With only one race left in the calendar, Tony Stewart slightly increased his advantage in the championship. Despite blowing his engine with 26 laps to go in what already was a difficult weekend (having only qualified in 14th place and never being able to contend for the top spots), he got 3 more points than Davey Hamilton, who also had engine troubles 53 laps earlier. Hamilton was the only driver with mathematical chances to beat Stewart, as Cheever was 38 points behind the leader.

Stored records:

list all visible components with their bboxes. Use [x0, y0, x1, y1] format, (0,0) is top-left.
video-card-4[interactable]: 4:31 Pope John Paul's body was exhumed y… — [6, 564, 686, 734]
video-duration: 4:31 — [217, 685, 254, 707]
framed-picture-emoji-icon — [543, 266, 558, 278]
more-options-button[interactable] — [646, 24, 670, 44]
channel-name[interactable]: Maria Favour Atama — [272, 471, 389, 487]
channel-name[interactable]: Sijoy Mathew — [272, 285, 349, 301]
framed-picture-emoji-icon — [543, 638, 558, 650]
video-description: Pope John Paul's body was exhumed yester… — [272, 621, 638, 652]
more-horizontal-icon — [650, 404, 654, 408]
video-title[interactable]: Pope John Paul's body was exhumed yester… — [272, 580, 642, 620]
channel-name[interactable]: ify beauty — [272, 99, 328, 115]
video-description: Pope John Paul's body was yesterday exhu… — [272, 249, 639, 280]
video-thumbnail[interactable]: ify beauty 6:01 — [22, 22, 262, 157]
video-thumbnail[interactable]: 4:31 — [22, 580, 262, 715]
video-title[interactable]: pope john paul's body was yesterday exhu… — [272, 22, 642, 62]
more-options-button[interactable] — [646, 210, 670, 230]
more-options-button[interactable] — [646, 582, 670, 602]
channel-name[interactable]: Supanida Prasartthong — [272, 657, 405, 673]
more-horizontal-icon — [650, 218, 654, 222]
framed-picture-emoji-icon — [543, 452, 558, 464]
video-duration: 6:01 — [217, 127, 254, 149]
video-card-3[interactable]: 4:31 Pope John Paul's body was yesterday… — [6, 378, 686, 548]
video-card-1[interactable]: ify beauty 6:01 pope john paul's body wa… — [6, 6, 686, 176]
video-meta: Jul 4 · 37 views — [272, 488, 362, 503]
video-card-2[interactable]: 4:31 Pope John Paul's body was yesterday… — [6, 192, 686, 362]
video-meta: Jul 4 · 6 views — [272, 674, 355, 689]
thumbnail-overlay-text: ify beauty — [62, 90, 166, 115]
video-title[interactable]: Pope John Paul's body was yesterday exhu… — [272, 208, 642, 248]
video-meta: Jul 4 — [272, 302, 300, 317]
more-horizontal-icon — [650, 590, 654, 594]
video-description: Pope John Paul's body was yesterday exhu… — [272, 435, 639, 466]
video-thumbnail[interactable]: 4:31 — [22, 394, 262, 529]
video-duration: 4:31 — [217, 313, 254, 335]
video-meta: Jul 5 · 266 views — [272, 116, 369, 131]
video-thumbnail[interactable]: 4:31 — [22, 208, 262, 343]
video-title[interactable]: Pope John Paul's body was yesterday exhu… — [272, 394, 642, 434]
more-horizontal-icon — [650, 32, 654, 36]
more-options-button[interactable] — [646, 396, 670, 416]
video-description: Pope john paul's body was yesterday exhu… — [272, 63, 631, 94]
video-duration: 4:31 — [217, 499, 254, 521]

## Questions to answer
(a) In the racing passage, how many laps were left when Tony Stewart's engine blew?
(b) Duplicate everything in the racing passage from "With only one" down to "behind the leader.".
(c) Decide whether each statement agrees with the racing passage, answering yes or no and quoting the deciding words: (i) Tony Stewart qualified in 14th place. (ii) Davey Hamilton's engine troubles came later in the race than Stewart's. (iii) Cheever was 38 points behind the leader.

## Answers to each task
(a) 26 laps

(b)
With only one race left in the calendar, Tony Stewart slightly increased his advantage in the championship. Despite blowing his engine with 26 laps to go in what already was a difficult weekend (having only qualified in 14th place and never being able to contend for the top spots), he got 3 more points than Davey Hamilton, who also had engine troubles 53 laps earlier. Hamilton was the only driver with mathematical chances to beat Stewart, as Cheever was 38 points behind the leader.

(c)
(i) Yes: "having only qualified in 14th place"
(ii) No: "who also had engine troubles 53 laps earlier"
(iii) Yes: "Cheever was 38 points behind the leader"